[Exercise requirements] Scan the material below for the string "arrow", and copy every line where it shows up.

++++++

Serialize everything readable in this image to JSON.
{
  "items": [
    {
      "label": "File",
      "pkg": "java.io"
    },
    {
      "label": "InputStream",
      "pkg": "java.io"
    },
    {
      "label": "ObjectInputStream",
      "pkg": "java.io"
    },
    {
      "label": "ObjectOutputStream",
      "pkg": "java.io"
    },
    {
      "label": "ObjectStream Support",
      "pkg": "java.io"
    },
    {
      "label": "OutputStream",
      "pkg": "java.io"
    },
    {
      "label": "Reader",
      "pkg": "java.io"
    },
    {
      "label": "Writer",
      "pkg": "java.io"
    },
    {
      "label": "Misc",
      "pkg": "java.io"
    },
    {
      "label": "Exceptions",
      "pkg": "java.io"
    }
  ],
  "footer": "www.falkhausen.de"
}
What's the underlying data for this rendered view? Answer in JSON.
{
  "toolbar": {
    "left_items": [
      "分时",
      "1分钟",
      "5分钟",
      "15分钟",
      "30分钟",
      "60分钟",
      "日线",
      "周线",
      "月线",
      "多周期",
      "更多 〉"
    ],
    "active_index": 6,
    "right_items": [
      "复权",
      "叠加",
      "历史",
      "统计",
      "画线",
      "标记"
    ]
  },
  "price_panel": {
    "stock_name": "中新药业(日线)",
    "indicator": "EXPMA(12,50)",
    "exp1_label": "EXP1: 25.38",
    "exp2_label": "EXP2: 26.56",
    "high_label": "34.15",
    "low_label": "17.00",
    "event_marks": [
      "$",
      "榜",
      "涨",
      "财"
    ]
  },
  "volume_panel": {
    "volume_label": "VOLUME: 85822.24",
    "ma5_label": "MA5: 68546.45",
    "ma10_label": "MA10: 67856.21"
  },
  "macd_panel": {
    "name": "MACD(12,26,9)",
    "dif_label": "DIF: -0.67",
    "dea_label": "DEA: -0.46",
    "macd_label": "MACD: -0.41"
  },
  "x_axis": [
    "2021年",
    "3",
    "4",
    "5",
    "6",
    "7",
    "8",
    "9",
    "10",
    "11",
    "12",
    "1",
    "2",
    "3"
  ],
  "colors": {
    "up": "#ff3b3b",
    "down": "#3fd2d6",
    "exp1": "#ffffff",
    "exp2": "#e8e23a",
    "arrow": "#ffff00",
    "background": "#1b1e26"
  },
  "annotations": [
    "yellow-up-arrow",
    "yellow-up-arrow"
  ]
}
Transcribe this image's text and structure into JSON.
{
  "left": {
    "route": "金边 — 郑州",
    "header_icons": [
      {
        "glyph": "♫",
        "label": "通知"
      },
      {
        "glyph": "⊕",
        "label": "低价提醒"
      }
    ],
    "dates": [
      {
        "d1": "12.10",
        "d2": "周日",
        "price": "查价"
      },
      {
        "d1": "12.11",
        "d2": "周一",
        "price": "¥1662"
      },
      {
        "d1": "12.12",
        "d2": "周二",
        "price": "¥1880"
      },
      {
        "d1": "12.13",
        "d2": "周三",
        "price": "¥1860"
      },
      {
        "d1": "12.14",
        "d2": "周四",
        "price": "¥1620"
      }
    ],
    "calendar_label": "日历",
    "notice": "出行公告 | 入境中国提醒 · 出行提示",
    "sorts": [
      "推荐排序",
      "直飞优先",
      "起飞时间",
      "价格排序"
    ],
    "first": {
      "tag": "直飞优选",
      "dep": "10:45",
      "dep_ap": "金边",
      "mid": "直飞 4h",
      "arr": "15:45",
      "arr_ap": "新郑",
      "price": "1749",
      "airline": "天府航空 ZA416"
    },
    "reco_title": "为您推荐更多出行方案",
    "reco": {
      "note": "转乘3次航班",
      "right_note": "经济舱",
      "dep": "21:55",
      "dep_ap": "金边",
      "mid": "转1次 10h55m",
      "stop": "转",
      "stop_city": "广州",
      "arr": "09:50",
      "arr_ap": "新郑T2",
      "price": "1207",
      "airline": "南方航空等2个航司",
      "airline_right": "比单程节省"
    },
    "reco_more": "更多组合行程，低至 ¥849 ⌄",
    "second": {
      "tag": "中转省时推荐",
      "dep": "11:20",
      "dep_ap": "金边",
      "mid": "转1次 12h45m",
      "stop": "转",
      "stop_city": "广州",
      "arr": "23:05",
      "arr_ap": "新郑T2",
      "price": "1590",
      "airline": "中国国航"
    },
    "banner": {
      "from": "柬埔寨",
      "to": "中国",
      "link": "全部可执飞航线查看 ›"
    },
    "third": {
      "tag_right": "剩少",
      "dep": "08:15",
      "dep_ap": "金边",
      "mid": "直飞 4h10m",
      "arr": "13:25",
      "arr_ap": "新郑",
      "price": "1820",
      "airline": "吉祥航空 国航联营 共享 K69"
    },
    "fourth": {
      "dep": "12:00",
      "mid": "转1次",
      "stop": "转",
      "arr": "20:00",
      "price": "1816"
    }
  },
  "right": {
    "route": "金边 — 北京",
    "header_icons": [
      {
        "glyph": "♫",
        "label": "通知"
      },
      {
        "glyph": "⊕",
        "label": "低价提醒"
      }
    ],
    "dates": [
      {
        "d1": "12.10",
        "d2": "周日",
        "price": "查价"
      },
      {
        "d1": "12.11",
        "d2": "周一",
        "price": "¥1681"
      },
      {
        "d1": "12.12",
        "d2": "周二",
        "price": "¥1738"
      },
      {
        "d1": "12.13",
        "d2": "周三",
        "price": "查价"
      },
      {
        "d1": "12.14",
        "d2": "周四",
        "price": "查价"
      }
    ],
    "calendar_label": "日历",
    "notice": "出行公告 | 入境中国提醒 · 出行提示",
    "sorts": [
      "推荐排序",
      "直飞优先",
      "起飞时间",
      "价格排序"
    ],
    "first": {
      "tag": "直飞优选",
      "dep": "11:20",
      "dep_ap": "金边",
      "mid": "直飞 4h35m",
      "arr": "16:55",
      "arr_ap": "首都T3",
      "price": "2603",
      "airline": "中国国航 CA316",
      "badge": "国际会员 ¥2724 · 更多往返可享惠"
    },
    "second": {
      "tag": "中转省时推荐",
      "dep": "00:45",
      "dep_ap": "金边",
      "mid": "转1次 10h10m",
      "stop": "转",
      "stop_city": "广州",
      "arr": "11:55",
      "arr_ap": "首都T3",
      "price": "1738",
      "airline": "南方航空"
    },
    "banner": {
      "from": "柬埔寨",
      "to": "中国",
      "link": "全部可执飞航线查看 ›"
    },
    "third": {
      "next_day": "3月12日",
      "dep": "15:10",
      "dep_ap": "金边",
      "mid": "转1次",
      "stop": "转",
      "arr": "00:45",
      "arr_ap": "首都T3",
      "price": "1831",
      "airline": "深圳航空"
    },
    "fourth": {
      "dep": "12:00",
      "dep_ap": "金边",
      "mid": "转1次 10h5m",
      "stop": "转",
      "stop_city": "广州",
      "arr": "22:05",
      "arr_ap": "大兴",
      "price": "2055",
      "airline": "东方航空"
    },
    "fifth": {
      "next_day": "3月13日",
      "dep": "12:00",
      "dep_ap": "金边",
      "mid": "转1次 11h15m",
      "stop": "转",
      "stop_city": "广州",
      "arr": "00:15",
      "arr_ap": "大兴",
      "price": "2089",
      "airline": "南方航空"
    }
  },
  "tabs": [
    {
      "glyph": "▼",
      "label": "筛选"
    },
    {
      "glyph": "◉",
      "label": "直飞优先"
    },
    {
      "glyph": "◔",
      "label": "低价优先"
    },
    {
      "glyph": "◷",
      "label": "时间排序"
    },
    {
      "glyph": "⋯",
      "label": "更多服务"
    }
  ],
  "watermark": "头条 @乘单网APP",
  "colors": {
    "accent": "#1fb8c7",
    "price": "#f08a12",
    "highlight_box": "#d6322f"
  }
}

++++++

[Result below]
    "arrow": "#ffff00",
    "yellow-up-arrow",
    "yellow-up-arrow"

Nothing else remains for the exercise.